— Stated problem —
Reproduce the records below exactly as they appear.

— Records provided —
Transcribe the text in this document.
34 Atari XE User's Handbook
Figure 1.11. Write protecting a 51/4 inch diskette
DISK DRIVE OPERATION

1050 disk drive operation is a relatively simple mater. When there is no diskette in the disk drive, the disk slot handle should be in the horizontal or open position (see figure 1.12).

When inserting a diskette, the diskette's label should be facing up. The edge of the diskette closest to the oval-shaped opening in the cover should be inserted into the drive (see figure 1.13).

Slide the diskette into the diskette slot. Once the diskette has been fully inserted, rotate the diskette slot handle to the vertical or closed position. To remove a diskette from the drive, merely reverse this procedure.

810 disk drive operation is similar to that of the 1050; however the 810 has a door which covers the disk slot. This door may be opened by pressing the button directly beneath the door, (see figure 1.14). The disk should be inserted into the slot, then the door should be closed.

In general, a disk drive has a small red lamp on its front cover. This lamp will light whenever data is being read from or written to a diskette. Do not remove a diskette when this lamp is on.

— Reply —
Transcribe the text in this document.
34 Atari XE User's Handbook
Figure 1.11. Write protecting a 51/4 inch diskette
DISK DRIVE OPERATION

1050 disk drive operation is a relatively simple mater. When there is no diskette in the disk drive, the disk slot handle should be in the horizontal or open position (see figure 1.12).

When inserting a diskette, the diskette's label should be facing up. The edge of the diskette closest to the oval-shaped opening in the cover should be inserted into the drive (see figure 1.13).

Slide the diskette into the diskette slot. Once the diskette has been fully inserted, rotate the diskette slot handle to the vertical or closed position. To remove a diskette from the drive, merely reverse this procedure.

810 disk drive operation is similar to that of the 1050; however the 810 has a door which covers the disk slot. This door may be opened by pressing the button directly beneath the door, (see figure 1.14). The disk should be inserted into the slot, then the door should be closed.

In general, a disk drive has a small red lamp on its front cover. This lamp will light whenever data is being read from or written to a diskette. Do not remove a diskette when this lamp is on.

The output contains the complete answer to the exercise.